TASK PROMPT:
Leaving out the pictures, please retype each record exactly.

PROVIDED MATERIAL:

———

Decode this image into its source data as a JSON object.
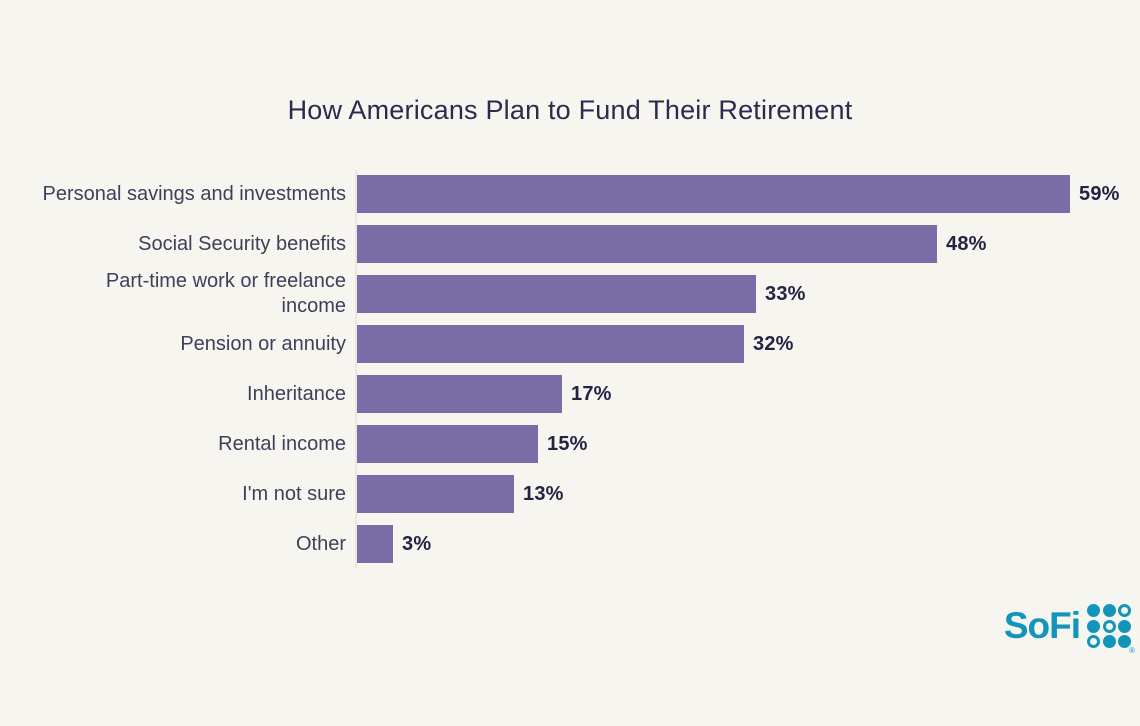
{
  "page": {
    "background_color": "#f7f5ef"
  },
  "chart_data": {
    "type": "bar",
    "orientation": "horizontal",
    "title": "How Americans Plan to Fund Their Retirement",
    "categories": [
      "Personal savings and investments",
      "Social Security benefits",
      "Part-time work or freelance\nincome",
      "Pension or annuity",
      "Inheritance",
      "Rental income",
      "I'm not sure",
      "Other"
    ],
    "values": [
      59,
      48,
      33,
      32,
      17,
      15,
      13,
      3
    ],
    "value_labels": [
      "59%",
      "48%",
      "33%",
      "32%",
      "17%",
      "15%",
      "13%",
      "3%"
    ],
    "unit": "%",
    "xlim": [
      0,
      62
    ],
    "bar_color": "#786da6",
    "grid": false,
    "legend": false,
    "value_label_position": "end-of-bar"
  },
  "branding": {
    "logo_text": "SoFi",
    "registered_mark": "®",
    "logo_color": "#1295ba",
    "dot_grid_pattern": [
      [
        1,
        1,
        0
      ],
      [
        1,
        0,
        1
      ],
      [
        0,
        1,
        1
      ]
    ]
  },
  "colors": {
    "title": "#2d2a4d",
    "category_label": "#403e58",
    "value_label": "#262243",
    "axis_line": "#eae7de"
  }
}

———

WRITTEN SOLUTION:
Decode this image into its source data as a JSON object.
{
  "page": {
    "background_color": "#f7f5ef"
  },
  "chart_data": {
    "type": "bar",
    "orientation": "horizontal",
    "title": "How Americans Plan to Fund Their Retirement",
    "categories": [
      "Personal savings and investments",
      "Social Security benefits",
      "Part-time work or freelance\nincome",
      "Pension or annuity",
      "Inheritance",
      "Rental income",
      "I'm not sure",
      "Other"
    ],
    "values": [
      59,
      48,
      33,
      32,
      17,
      15,
      13,
      3
    ],
    "value_labels": [
      "59%",
      "48%",
      "33%",
      "32%",
      "17%",
      "15%",
      "13%",
      "3%"
    ],
    "unit": "%",
    "xlim": [
      0,
      62
    ],
    "bar_color": "#786da6",
    "grid": false,
    "legend": false,
    "value_label_position": "end-of-bar"
  },
  "branding": {
    "logo_text": "SoFi",
    "registered_mark": "®",
    "logo_color": "#1295ba",
    "dot_grid_pattern": [
      [
        1,
        1,
        0
      ],
      [
        1,
        0,
        1
      ],
      [
        0,
        1,
        1
      ]
    ]
  },
  "colors": {
    "title": "#2d2a4d",
    "category_label": "#403e58",
    "value_label": "#262243",
    "axis_line": "#eae7de"
  }
}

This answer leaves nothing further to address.